_Set problem_
Go through the listing and copy each line with the string "polynucléaires".

######

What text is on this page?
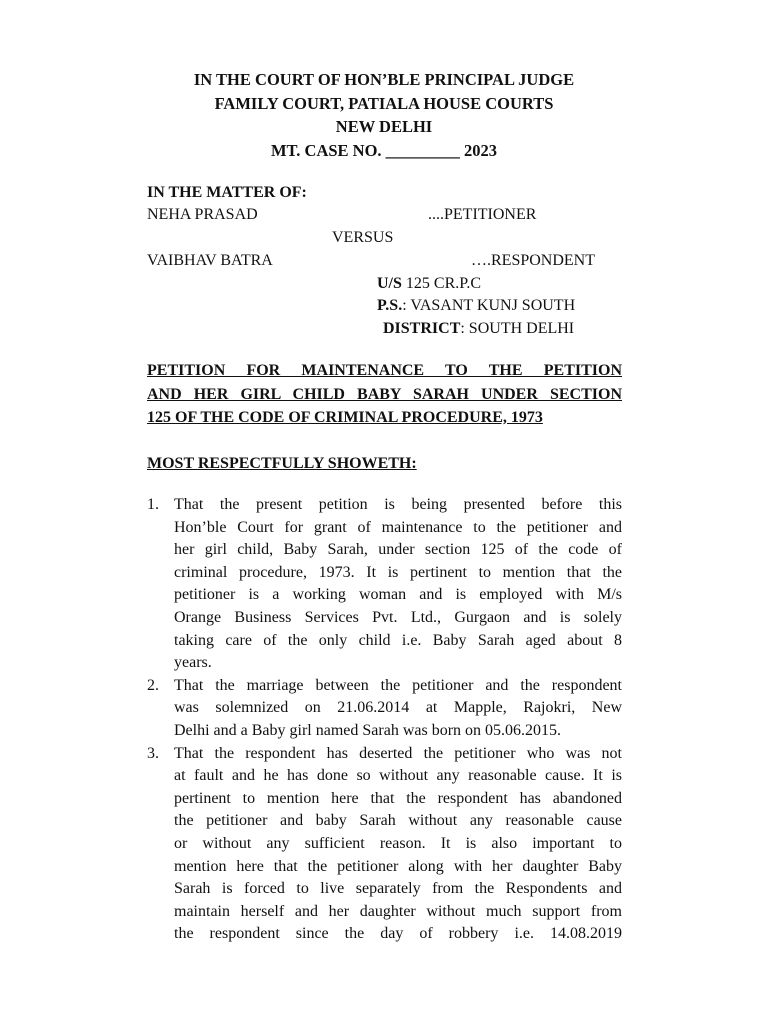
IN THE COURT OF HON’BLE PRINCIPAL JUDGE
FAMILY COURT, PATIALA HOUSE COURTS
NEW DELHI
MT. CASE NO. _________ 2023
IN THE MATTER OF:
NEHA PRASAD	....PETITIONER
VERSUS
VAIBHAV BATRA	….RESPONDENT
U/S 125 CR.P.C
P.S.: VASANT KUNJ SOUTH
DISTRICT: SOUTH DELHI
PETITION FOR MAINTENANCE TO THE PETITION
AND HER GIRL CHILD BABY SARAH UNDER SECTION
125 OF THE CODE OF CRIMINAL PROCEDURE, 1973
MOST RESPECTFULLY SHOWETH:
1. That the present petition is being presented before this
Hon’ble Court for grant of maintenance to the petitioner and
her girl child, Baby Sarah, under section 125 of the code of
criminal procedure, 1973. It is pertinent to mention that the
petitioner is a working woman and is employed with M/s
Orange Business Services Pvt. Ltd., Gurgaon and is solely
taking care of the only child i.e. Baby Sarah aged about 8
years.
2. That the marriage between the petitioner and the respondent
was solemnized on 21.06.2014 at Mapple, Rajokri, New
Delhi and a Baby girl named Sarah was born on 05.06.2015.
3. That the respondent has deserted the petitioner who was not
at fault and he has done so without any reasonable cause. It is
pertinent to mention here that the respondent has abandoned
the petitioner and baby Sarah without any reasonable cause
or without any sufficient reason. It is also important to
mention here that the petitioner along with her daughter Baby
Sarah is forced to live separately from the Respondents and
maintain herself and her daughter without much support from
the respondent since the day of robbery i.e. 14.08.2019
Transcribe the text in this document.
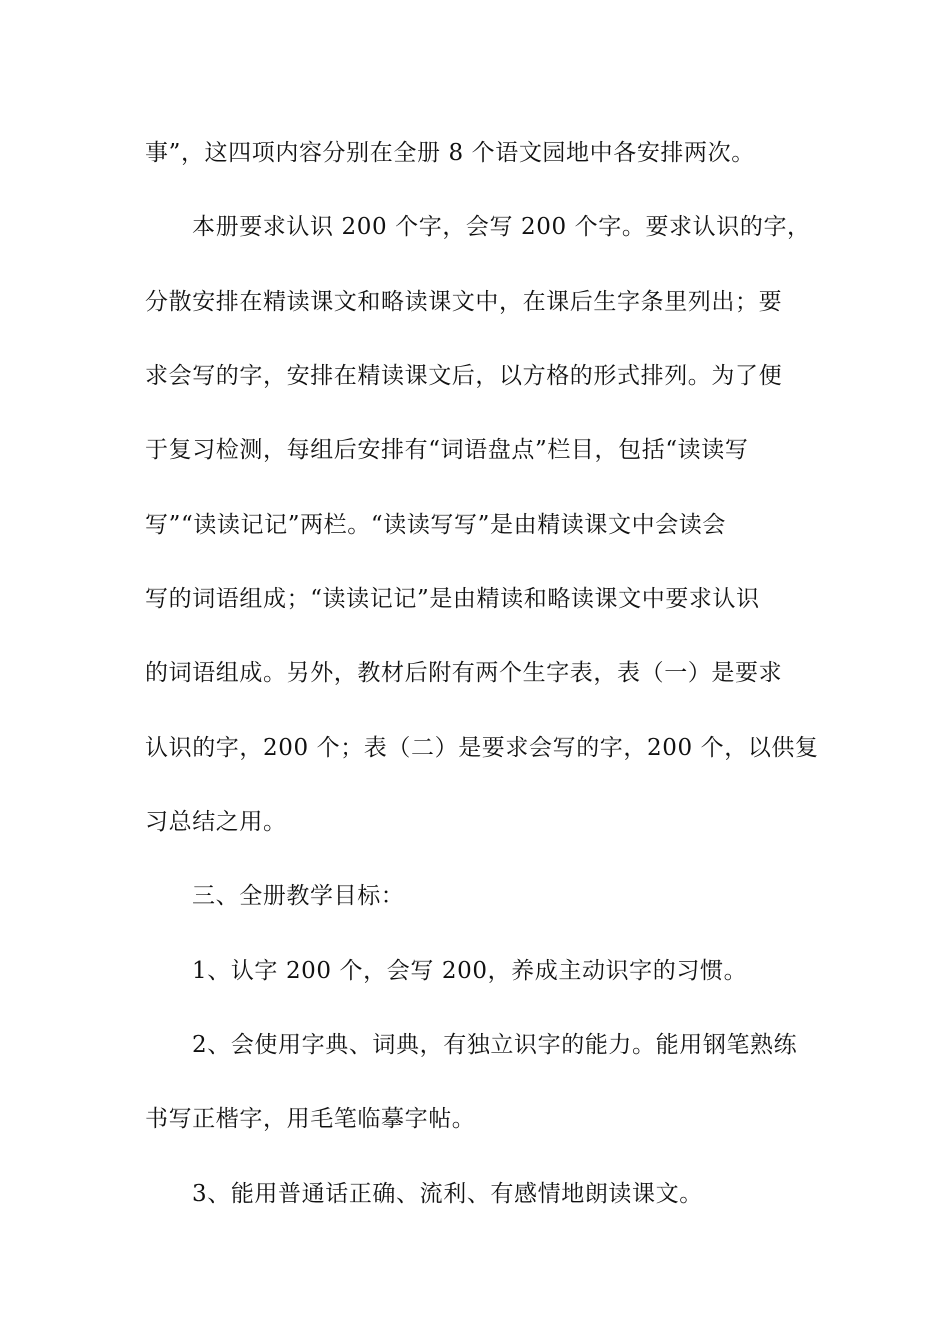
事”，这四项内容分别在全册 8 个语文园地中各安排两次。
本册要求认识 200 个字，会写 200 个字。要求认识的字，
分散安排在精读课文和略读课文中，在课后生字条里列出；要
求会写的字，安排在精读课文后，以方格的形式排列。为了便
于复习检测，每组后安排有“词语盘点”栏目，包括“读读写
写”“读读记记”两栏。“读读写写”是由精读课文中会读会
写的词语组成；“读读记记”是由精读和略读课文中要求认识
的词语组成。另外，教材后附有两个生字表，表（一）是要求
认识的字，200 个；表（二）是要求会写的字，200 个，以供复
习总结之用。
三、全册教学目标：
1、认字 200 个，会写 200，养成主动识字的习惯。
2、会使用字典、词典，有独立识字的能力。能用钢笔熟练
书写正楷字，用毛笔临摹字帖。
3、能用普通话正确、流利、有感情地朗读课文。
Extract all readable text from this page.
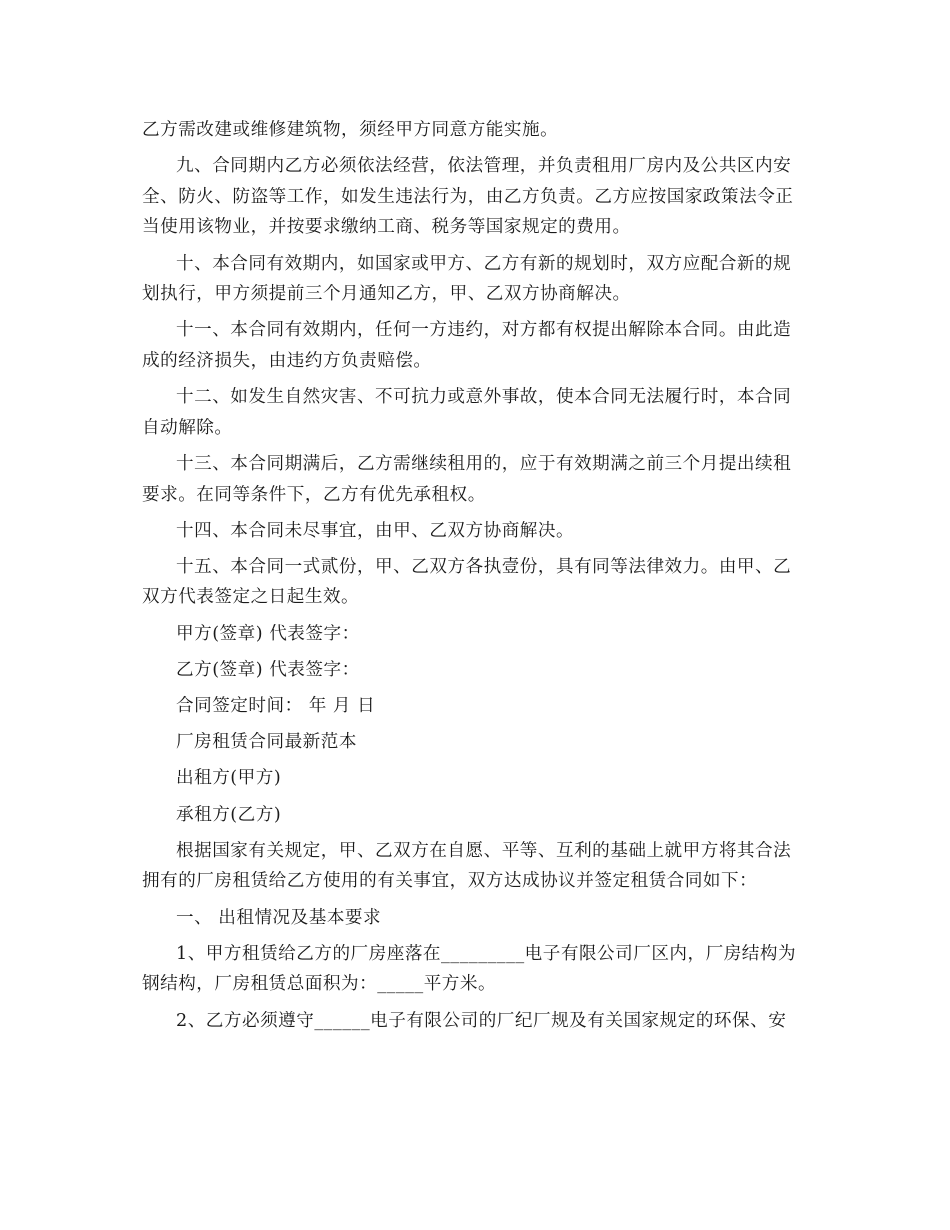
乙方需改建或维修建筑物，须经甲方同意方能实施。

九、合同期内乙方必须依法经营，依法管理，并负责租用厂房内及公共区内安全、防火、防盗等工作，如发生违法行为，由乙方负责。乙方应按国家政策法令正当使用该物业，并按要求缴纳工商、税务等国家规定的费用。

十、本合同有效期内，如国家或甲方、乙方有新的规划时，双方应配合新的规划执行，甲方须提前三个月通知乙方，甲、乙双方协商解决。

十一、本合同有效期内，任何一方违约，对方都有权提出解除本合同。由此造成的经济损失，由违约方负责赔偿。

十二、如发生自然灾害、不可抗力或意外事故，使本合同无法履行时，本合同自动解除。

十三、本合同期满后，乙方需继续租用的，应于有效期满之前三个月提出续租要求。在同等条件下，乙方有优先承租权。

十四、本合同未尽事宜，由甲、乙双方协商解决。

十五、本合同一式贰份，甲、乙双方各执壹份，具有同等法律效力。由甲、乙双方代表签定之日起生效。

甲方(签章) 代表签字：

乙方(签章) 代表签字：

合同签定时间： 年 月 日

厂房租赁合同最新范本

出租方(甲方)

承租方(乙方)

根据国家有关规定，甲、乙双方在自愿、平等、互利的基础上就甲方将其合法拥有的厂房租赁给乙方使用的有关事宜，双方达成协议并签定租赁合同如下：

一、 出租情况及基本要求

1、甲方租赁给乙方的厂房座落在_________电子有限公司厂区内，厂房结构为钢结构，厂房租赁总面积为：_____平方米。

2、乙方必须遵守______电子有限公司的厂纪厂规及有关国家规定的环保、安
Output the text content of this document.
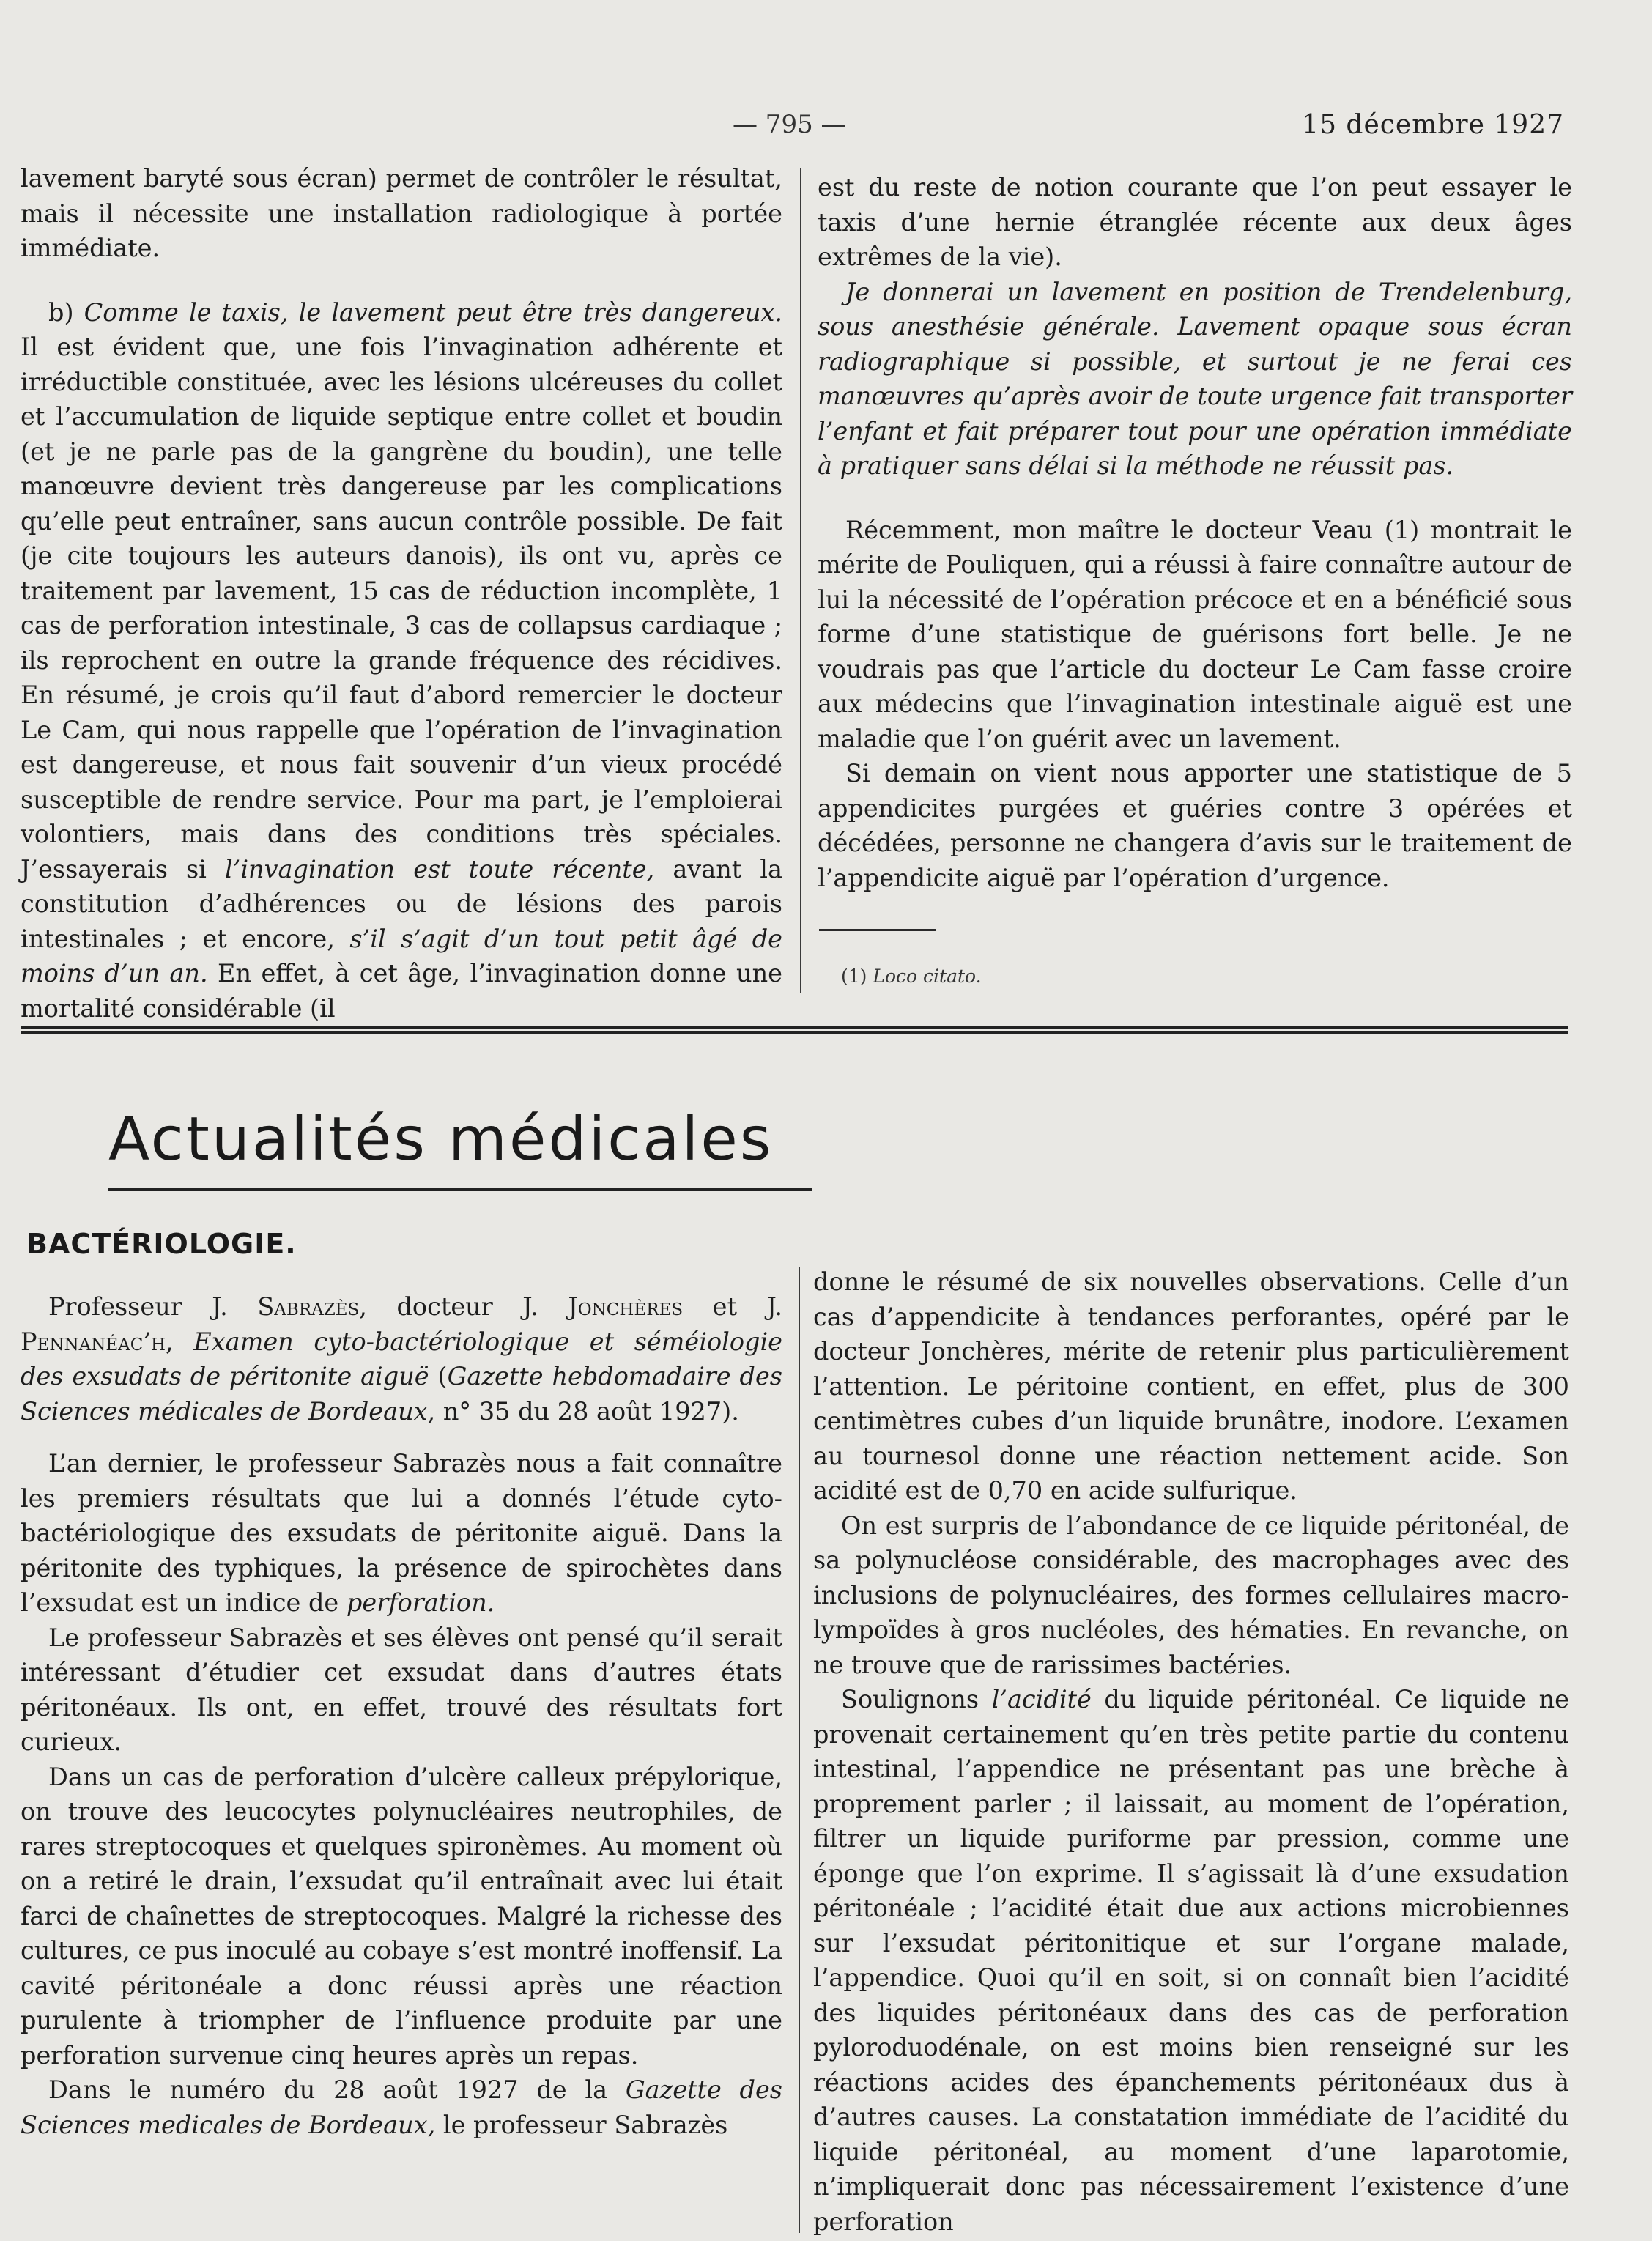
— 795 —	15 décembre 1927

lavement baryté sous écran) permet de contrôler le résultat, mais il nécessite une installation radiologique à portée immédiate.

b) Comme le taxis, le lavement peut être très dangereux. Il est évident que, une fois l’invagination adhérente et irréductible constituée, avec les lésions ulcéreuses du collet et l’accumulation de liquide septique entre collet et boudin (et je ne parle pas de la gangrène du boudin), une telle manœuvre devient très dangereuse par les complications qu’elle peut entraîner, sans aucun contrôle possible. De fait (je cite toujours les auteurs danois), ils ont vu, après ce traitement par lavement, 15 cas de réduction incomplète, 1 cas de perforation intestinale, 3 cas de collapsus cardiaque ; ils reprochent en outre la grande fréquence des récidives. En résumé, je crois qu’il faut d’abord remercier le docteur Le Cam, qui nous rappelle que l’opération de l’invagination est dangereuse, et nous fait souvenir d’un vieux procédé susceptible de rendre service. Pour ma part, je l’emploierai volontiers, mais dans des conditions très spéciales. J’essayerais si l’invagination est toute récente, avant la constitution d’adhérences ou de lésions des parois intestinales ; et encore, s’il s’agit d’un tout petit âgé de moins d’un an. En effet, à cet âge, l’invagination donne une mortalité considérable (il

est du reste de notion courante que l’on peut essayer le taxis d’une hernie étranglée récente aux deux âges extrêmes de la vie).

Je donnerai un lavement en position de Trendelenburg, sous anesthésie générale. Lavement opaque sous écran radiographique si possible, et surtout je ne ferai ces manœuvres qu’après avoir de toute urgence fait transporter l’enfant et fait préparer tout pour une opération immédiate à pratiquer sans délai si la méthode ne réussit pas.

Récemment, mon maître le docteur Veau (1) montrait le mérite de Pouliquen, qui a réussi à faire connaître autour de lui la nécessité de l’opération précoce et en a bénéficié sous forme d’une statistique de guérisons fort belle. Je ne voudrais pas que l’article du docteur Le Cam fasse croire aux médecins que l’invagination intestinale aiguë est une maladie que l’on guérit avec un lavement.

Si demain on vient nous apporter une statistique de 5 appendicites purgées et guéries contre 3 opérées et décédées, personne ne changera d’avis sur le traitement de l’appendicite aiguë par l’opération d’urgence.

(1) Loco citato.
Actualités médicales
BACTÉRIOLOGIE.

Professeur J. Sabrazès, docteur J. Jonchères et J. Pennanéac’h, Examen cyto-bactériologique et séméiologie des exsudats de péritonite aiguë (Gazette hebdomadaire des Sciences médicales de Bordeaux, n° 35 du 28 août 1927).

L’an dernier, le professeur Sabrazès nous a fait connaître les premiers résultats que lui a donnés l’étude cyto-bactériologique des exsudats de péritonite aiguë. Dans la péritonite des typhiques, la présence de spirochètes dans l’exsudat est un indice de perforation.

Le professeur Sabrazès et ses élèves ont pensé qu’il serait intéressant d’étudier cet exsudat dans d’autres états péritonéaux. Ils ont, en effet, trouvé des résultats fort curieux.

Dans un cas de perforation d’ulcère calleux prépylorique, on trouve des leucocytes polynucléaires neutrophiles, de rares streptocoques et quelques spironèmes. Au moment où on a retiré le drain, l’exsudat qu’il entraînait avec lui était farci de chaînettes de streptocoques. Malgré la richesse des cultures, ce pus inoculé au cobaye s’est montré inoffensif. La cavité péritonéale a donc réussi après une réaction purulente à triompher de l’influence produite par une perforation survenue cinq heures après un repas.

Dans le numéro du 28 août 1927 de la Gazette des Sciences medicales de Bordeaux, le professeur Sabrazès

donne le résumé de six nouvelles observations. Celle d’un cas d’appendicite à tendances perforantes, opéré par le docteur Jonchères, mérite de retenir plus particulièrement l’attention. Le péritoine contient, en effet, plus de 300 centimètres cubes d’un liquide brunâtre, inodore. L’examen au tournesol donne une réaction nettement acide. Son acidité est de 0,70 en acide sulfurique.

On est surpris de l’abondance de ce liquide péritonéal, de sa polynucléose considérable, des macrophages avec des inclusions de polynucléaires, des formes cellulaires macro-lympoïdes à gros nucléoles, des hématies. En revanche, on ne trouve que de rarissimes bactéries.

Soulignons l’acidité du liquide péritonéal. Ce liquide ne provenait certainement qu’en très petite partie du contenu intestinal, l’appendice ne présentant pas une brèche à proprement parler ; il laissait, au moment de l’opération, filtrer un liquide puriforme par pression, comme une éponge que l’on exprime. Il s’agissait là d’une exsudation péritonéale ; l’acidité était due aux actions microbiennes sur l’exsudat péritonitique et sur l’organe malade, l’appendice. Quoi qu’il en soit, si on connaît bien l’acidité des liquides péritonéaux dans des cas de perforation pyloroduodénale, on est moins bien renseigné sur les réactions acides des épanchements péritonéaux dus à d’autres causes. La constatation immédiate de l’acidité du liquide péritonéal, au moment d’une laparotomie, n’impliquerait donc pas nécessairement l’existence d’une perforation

######

_Output for this task_
Dans un cas de perforation d’ulcère calleux prépylorique, on trouve des leucocytes polynucléaires neutrophiles, de rares streptocoques et quelques spironèmes. Au moment où on a retiré le drain, l’exsudat qu’il entraînait avec lui était farci de chaînettes de streptocoques. Malgré la richesse des cultures, ce pus inoculé au cobaye s’est montré inoffensif. La cavité péritonéale a donc réussi après une réaction purulente à triompher de l’influence produite par une perforation survenue cinq heures après un repas.
On est surpris de l’abondance de ce liquide péritonéal, de sa polynucléose considérable, des macrophages avec des inclusions de polynucléaires, des formes cellulaires macro-lympoïdes à gros nucléoles, des hématies. En revanche, on ne trouve que de rarissimes bactéries.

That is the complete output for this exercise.